WHAT IS NEEDED: Make an exact copy of the records, with the images left out.

BEGIN AVAILABLE RECORDS

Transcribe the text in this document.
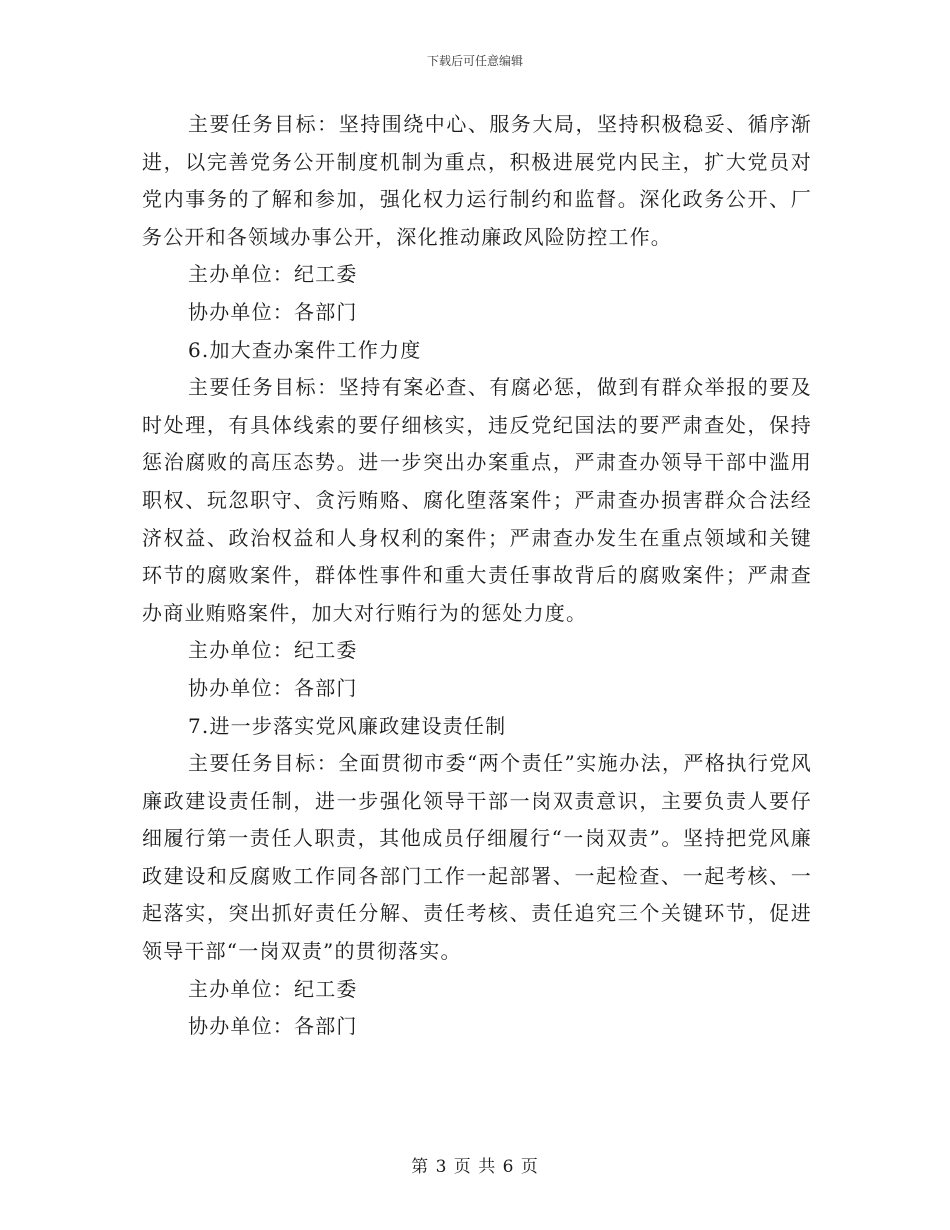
下载后可任意编辑

主要任务目标：坚持围绕中心、服务大局，坚持积极稳妥、循序渐进，以完善党务公开制度机制为重点，积极进展党内民主，扩大党员对党内事务的了解和参加，强化权力运行制约和监督。深化政务公开、厂务公开和各领域办事公开，深化推动廉政风险防控工作。

主办单位：纪工委

协办单位：各部门

6.加大查办案件工作力度

主要任务目标：坚持有案必查、有腐必惩，做到有群众举报的要及时处理，有具体线索的要仔细核实，违反党纪国法的要严肃查处，保持惩治腐败的高压态势。进一步突出办案重点，严肃查办领导干部中滥用职权、玩忽职守、贪污贿赂、腐化堕落案件；严肃查办损害群众合法经济权益、政治权益和人身权利的案件；严肃查办发生在重点领域和关键环节的腐败案件，群体性事件和重大责任事故背后的腐败案件；严肃查办商业贿赂案件，加大对行贿行为的惩处力度。

主办单位：纪工委

协办单位：各部门

7.进一步落实党风廉政建设责任制

主要任务目标：全面贯彻市委“两个责任”实施办法，严格执行党风廉政建设责任制，进一步强化领导干部一岗双责意识，主要负责人要仔细履行第一责任人职责，其他成员仔细履行“一岗双责”。坚持把党风廉政建设和反腐败工作同各部门工作一起部署、一起检查、一起考核、一起落实，突出抓好责任分解、责任考核、责任追究三个关键环节，促进领导干部“一岗双责”的贯彻落实。

主办单位：纪工委

协办单位：各部门

第 3 页 共 6 页
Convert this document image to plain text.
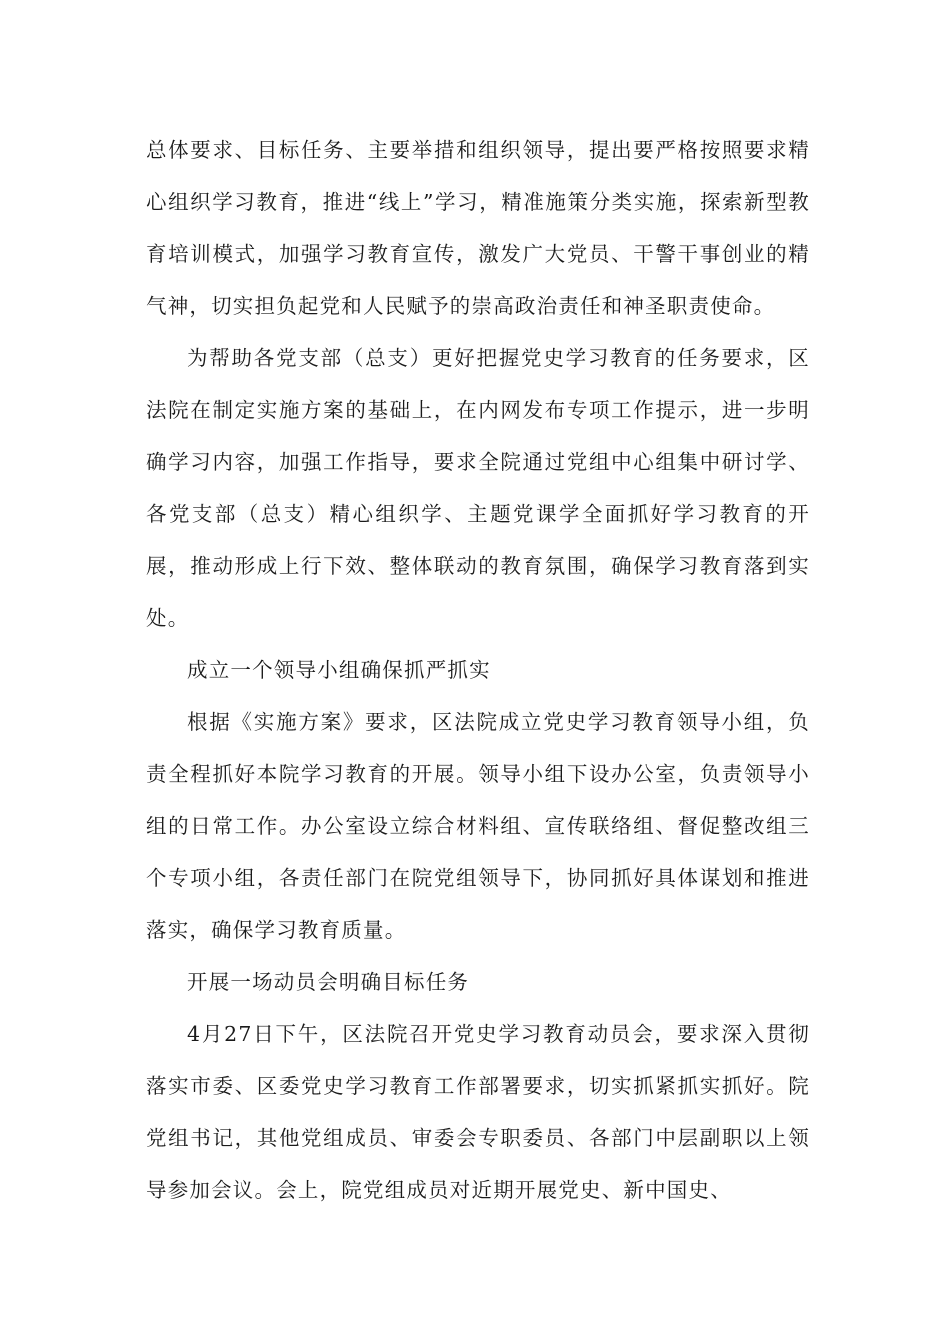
总体要求、目标任务、主要举措和组织领导，提出要严格按照要求精心组织学习教育，推进“线上”学习，精准施策分类实施，探索新型教育培训模式，加强学习教育宣传，激发广大党员、干警干事创业的精气神，切实担负起党和人民赋予的崇高政治责任和神圣职责使命。

为帮助各党支部（总支）更好把握党史学习教育的任务要求，区法院在制定实施方案的基础上，在内网发布专项工作提示，进一步明确学习内容，加强工作指导，要求全院通过党组中心组集中研讨学、各党支部（总支）精心组织学、主题党课学全面抓好学习教育的开展，推动形成上行下效、整体联动的教育氛围，确保学习教育落到实处。

成立一个领导小组确保抓严抓实

根据《实施方案》要求，区法院成立党史学习教育领导小组，负责全程抓好本院学习教育的开展。领导小组下设办公室，负责领导小组的日常工作。办公室设立综合材料组、宣传联络组、督促整改组三个专项小组，各责任部门在院党组领导下，协同抓好具体谋划和推进落实，确保学习教育质量。

开展一场动员会明确目标任务

4月27日下午，区法院召开党史学习教育动员会，要求深入贯彻落实市委、区委党史学习教育工作部署要求，切实抓紧抓实抓好。院党组书记，其他党组成员、审委会专职委员、各部门中层副职以上领导参加会议。会上，院党组成员对近期开展党史、新中国史、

END AVAILABLE RECORDS

WRITTEN RESPONSE:
Transcribe the text in this document.
下载后可任意编辑

主要任务目标：坚持围绕中心、服务大局，坚持积极稳妥、循序渐进，以完善党务公开制度机制为重点，积极进展党内民主，扩大党员对党内事务的了解和参加，强化权力运行制约和监督。深化政务公开、厂务公开和各领域办事公开，深化推动廉政风险防控工作。

主办单位：纪工委

协办单位：各部门

6.加大查办案件工作力度

主要任务目标：坚持有案必查、有腐必惩，做到有群众举报的要及时处理，有具体线索的要仔细核实，违反党纪国法的要严肃查处，保持惩治腐败的高压态势。进一步突出办案重点，严肃查办领导干部中滥用职权、玩忽职守、贪污贿赂、腐化堕落案件；严肃查办损害群众合法经济权益、政治权益和人身权利的案件；严肃查办发生在重点领域和关键环节的腐败案件，群体性事件和重大责任事故背后的腐败案件；严肃查办商业贿赂案件，加大对行贿行为的惩处力度。

主办单位：纪工委

协办单位：各部门

7.进一步落实党风廉政建设责任制

主要任务目标：全面贯彻市委“两个责任”实施办法，严格执行党风廉政建设责任制，进一步强化领导干部一岗双责意识，主要负责人要仔细履行第一责任人职责，其他成员仔细履行“一岗双责”。坚持把党风廉政建设和反腐败工作同各部门工作一起部署、一起检查、一起考核、一起落实，突出抓好责任分解、责任考核、责任追究三个关键环节，促进领导干部“一岗双责”的贯彻落实。

主办单位：纪工委

协办单位：各部门

第 3 页 共 6 页
Convert this document image to plain text.
总体要求、目标任务、主要举措和组织领导，提出要严格按照要求精心组织学习教育，推进“线上”学习，精准施策分类实施，探索新型教育培训模式，加强学习教育宣传，激发广大党员、干警干事创业的精气神，切实担负起党和人民赋予的崇高政治责任和神圣职责使命。

为帮助各党支部（总支）更好把握党史学习教育的任务要求，区法院在制定实施方案的基础上，在内网发布专项工作提示，进一步明确学习内容，加强工作指导，要求全院通过党组中心组集中研讨学、各党支部（总支）精心组织学、主题党课学全面抓好学习教育的开展，推动形成上行下效、整体联动的教育氛围，确保学习教育落到实处。

成立一个领导小组确保抓严抓实

根据《实施方案》要求，区法院成立党史学习教育领导小组，负责全程抓好本院学习教育的开展。领导小组下设办公室，负责领导小组的日常工作。办公室设立综合材料组、宣传联络组、督促整改组三个专项小组，各责任部门在院党组领导下，协同抓好具体谋划和推进落实，确保学习教育质量。

开展一场动员会明确目标任务

4月27日下午，区法院召开党史学习教育动员会，要求深入贯彻落实市委、区委党史学习教育工作部署要求，切实抓紧抓实抓好。院党组书记，其他党组成员、审委会专职委员、各部门中层副职以上领导参加会议。会上，院党组成员对近期开展党史、新中国史、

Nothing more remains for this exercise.